§ **INSTRUCTIONS TO FOLLOW**: Reproduce the data below verbatim, line by line, omitting the pictures.

** START THE INPUT **

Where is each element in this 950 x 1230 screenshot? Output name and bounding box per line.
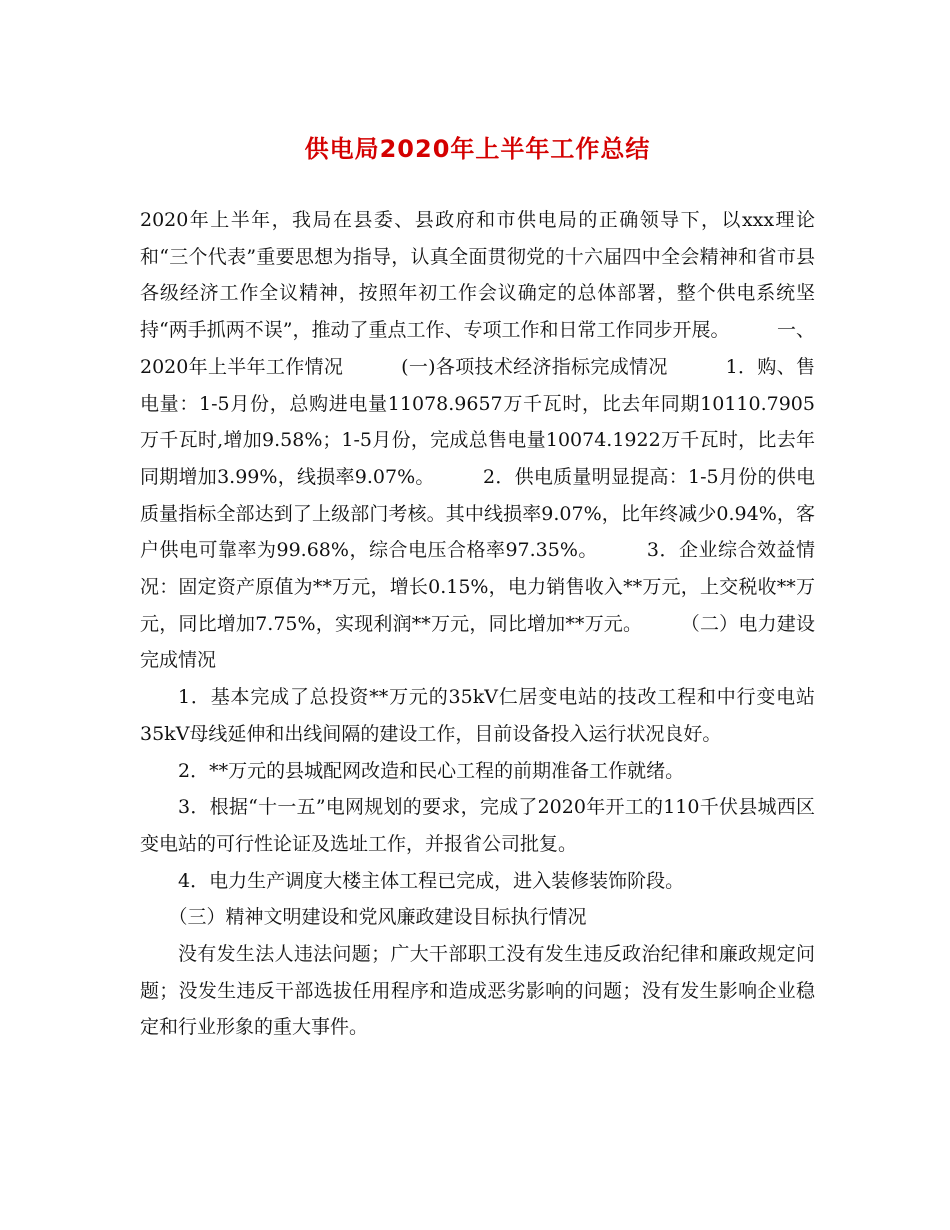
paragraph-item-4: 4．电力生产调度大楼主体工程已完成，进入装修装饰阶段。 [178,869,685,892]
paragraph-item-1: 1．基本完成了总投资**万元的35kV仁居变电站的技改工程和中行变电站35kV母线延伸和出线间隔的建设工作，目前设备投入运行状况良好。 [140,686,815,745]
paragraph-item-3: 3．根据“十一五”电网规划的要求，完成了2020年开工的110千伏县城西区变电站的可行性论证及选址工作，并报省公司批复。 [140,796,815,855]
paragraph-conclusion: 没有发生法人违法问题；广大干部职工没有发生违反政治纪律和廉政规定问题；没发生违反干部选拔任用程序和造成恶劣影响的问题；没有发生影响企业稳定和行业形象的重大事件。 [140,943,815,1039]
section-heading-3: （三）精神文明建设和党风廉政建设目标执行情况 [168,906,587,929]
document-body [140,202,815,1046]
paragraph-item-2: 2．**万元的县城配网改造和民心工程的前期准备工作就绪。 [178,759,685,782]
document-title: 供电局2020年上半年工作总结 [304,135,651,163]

** END THE INPUT **

§ **EXERCISE RESULT**:
Where is each element in this 950 x 1230 screenshot? Output name and bounding box per line.
paragraph-item-4: 4．电力生产调度大楼主体工程已完成，进入装修装饰阶段。 [178,869,685,892]
paragraph-item-1: 1．基本完成了总投资**万元的35kV仁居变电站的技改工程和中行变电站35kV母线延伸和出线间隔的建设工作，目前设备投入运行状况良好。 [140,686,815,745]
paragraph-item-3: 3．根据“十一五”电网规划的要求，完成了2020年开工的110千伏县城西区变电站的可行性论证及选址工作，并报省公司批复。 [140,796,815,855]
paragraph-conclusion: 没有发生法人违法问题；广大干部职工没有发生违反政治纪律和廉政规定问题；没发生违反干部选拔任用程序和造成恶劣影响的问题；没有发生影响企业稳定和行业形象的重大事件。 [140,943,815,1039]
section-heading-3: （三）精神文明建设和党风廉政建设目标执行情况 [168,906,587,929]
document-body [140,202,815,1046]
paragraph-item-2: 2．**万元的县城配网改造和民心工程的前期准备工作就绪。 [178,759,685,782]
document-title: 供电局2020年上半年工作总结 [304,135,651,163]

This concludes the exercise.